### Directive
All of the data below must be repeated exactly.

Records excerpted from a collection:
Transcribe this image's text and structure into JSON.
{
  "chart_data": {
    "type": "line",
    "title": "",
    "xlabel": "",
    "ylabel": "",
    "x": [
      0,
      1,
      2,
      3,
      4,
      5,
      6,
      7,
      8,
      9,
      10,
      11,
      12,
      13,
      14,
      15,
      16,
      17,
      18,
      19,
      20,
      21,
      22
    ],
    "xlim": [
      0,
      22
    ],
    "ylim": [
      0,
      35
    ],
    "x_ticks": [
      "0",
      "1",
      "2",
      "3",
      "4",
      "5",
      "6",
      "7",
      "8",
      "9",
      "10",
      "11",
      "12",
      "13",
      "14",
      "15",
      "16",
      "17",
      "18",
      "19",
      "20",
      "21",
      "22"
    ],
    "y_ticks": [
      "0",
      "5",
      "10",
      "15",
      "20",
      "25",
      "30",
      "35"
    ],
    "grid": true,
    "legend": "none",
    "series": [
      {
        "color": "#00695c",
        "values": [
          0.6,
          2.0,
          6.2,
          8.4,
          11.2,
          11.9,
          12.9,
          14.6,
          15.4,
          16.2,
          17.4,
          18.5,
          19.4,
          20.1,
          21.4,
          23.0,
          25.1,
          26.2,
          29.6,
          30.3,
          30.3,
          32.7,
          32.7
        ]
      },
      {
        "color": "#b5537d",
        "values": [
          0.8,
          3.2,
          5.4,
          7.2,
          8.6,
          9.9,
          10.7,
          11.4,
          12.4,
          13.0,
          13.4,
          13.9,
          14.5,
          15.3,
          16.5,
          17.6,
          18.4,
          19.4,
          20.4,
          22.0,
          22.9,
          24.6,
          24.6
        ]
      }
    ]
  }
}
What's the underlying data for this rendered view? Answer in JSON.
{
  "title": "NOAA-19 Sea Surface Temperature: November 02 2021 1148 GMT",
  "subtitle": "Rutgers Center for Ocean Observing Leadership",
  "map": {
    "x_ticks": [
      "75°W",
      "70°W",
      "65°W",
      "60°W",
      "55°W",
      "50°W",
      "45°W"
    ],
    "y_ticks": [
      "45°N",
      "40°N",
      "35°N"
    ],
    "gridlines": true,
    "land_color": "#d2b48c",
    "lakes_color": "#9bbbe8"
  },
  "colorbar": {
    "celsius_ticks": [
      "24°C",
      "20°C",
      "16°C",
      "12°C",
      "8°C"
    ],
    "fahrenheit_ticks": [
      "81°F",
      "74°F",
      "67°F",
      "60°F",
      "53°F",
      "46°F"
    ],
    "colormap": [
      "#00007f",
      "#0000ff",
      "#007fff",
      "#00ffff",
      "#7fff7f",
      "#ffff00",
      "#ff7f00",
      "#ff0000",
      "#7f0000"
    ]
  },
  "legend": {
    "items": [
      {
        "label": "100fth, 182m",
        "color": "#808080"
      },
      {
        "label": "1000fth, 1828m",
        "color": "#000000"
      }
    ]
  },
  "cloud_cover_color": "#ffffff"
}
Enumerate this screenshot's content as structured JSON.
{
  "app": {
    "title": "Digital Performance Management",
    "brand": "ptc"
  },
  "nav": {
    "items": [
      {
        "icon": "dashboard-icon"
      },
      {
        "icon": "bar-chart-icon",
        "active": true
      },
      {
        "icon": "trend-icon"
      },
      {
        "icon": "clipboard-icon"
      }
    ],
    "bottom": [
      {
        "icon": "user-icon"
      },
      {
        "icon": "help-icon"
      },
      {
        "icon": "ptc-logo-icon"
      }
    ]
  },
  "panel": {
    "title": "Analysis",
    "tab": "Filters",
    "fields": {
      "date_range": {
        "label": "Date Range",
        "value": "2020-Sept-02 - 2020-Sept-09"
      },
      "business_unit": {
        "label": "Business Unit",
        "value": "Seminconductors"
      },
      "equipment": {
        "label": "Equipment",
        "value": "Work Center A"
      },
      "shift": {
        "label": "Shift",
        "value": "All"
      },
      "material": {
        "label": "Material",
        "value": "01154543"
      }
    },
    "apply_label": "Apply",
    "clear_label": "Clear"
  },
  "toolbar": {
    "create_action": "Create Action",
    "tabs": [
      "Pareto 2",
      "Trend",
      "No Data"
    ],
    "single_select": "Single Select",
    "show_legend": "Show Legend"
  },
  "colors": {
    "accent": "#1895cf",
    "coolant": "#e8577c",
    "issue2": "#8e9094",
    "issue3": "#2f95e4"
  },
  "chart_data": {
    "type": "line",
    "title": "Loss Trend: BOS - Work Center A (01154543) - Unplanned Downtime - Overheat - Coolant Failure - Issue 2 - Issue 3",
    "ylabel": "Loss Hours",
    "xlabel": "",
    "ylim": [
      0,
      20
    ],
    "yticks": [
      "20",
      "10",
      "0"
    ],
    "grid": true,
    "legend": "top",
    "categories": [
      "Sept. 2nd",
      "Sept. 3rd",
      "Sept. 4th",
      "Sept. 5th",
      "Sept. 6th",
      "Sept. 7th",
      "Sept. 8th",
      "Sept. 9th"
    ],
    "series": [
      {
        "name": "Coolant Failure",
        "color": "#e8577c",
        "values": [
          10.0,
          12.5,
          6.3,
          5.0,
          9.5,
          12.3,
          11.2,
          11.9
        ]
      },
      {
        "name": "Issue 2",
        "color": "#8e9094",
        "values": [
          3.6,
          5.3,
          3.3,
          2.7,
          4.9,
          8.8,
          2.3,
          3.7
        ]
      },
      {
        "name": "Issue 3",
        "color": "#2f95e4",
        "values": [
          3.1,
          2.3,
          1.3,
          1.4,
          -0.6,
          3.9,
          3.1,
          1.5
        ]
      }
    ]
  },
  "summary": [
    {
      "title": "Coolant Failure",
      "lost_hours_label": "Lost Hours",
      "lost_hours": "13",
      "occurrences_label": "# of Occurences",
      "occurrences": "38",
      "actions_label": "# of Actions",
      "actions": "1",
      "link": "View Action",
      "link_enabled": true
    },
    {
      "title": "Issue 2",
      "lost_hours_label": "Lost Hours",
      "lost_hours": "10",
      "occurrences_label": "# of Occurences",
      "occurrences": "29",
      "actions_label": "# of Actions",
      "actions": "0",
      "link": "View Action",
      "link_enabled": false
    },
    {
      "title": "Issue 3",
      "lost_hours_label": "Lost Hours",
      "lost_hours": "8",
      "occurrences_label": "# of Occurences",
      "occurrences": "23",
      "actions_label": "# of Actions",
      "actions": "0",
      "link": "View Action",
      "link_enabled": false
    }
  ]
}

### Response to the task
Transcribe this image's text and structure into JSON.
{
  "chart_data": {
    "type": "line",
    "title": "",
    "xlabel": "",
    "ylabel": "",
    "x": [
      0,
      1,
      2,
      3,
      4,
      5,
      6,
      7,
      8,
      9,
      10,
      11,
      12,
      13,
      14,
      15,
      16,
      17,
      18,
      19,
      20,
      21,
      22
    ],
    "xlim": [
      0,
      22
    ],
    "ylim": [
      0,
      35
    ],
    "x_ticks": [
      "0",
      "1",
      "2",
      "3",
      "4",
      "5",
      "6",
      "7",
      "8",
      "9",
      "10",
      "11",
      "12",
      "13",
      "14",
      "15",
      "16",
      "17",
      "18",
      "19",
      "20",
      "21",
      "22"
    ],
    "y_ticks": [
      "0",
      "5",
      "10",
      "15",
      "20",
      "25",
      "30",
      "35"
    ],
    "grid": true,
    "legend": "none",
    "series": [
      {
        "color": "#00695c",
        "values": [
          0.6,
          2.0,
          6.2,
          8.4,
          11.2,
          11.9,
          12.9,
          14.6,
          15.4,
          16.2,
          17.4,
          18.5,
          19.4,
          20.1,
          21.4,
          23.0,
          25.1,
          26.2,
          29.6,
          30.3,
          30.3,
          32.7,
          32.7
        ]
      },
      {
        "color": "#b5537d",
        "values": [
          0.8,
          3.2,
          5.4,
          7.2,
          8.6,
          9.9,
          10.7,
          11.4,
          12.4,
          13.0,
          13.4,
          13.9,
          14.5,
          15.3,
          16.5,
          17.6,
          18.4,
          19.4,
          20.4,
          22.0,
          22.9,
          24.6,
          24.6
        ]
      }
    ]
  }
}
What's the underlying data for this rendered view? Answer in JSON.
{
  "title": "NOAA-19 Sea Surface Temperature: November 02 2021 1148 GMT",
  "subtitle": "Rutgers Center for Ocean Observing Leadership",
  "map": {
    "x_ticks": [
      "75°W",
      "70°W",
      "65°W",
      "60°W",
      "55°W",
      "50°W",
      "45°W"
    ],
    "y_ticks": [
      "45°N",
      "40°N",
      "35°N"
    ],
    "gridlines": true,
    "land_color": "#d2b48c",
    "lakes_color": "#9bbbe8"
  },
  "colorbar": {
    "celsius_ticks": [
      "24°C",
      "20°C",
      "16°C",
      "12°C",
      "8°C"
    ],
    "fahrenheit_ticks": [
      "81°F",
      "74°F",
      "67°F",
      "60°F",
      "53°F",
      "46°F"
    ],
    "colormap": [
      "#00007f",
      "#0000ff",
      "#007fff",
      "#00ffff",
      "#7fff7f",
      "#ffff00",
      "#ff7f00",
      "#ff0000",
      "#7f0000"
    ]
  },
  "legend": {
    "items": [
      {
        "label": "100fth, 182m",
        "color": "#808080"
      },
      {
        "label": "1000fth, 1828m",
        "color": "#000000"
      }
    ]
  },
  "cloud_cover_color": "#ffffff"
}
Enumerate this screenshot's content as structured JSON.
{
  "app": {
    "title": "Digital Performance Management",
    "brand": "ptc"
  },
  "nav": {
    "items": [
      {
        "icon": "dashboard-icon"
      },
      {
        "icon": "bar-chart-icon",
        "active": true
      },
      {
        "icon": "trend-icon"
      },
      {
        "icon": "clipboard-icon"
      }
    ],
    "bottom": [
      {
        "icon": "user-icon"
      },
      {
        "icon": "help-icon"
      },
      {
        "icon": "ptc-logo-icon"
      }
    ]
  },
  "panel": {
    "title": "Analysis",
    "tab": "Filters",
    "fields": {
      "date_range": {
        "label": "Date Range",
        "value": "2020-Sept-02 - 2020-Sept-09"
      },
      "business_unit": {
        "label": "Business Unit",
        "value": "Seminconductors"
      },
      "equipment": {
        "label": "Equipment",
        "value": "Work Center A"
      },
      "shift": {
        "label": "Shift",
        "value": "All"
      },
      "material": {
        "label": "Material",
        "value": "01154543"
      }
    },
    "apply_label": "Apply",
    "clear_label": "Clear"
  },
  "toolbar": {
    "create_action": "Create Action",
    "tabs": [
      "Pareto 2",
      "Trend",
      "No Data"
    ],
    "single_select": "Single Select",
    "show_legend": "Show Legend"
  },
  "colors": {
    "accent": "#1895cf",
    "coolant": "#e8577c",
    "issue2": "#8e9094",
    "issue3": "#2f95e4"
  },
  "chart_data": {
    "type": "line",
    "title": "Loss Trend: BOS - Work Center A (01154543) - Unplanned Downtime - Overheat - Coolant Failure - Issue 2 - Issue 3",
    "ylabel": "Loss Hours",
    "xlabel": "",
    "ylim": [
      0,
      20
    ],
    "yticks": [
      "20",
      "10",
      "0"
    ],
    "grid": true,
    "legend": "top",
    "categories": [
      "Sept. 2nd",
      "Sept. 3rd",
      "Sept. 4th",
      "Sept. 5th",
      "Sept. 6th",
      "Sept. 7th",
      "Sept. 8th",
      "Sept. 9th"
    ],
    "series": [
      {
        "name": "Coolant Failure",
        "color": "#e8577c",
        "values": [
          10.0,
          12.5,
          6.3,
          5.0,
          9.5,
          12.3,
          11.2,
          11.9
        ]
      },
      {
        "name": "Issue 2",
        "color": "#8e9094",
        "values": [
          3.6,
          5.3,
          3.3,
          2.7,
          4.9,
          8.8,
          2.3,
          3.7
        ]
      },
      {
        "name": "Issue 3",
        "color": "#2f95e4",
        "values": [
          3.1,
          2.3,
          1.3,
          1.4,
          -0.6,
          3.9,
          3.1,
          1.5
        ]
      }
    ]
  },
  "summary": [
    {
      "title": "Coolant Failure",
      "lost_hours_label": "Lost Hours",
      "lost_hours": "13",
      "occurrences_label": "# of Occurences",
      "occurrences": "38",
      "actions_label": "# of Actions",
      "actions": "1",
      "link": "View Action",
      "link_enabled": true
    },
    {
      "title": "Issue 2",
      "lost_hours_label": "Lost Hours",
      "lost_hours": "10",
      "occurrences_label": "# of Occurences",
      "occurrences": "29",
      "actions_label": "# of Actions",
      "actions": "0",
      "link": "View Action",
      "link_enabled": false
    },
    {
      "title": "Issue 3",
      "lost_hours_label": "Lost Hours",
      "lost_hours": "8",
      "occurrences_label": "# of Occurences",
      "occurrences": "23",
      "actions_label": "# of Actions",
      "actions": "0",
      "link": "View Action",
      "link_enabled": false
    }
  ]
}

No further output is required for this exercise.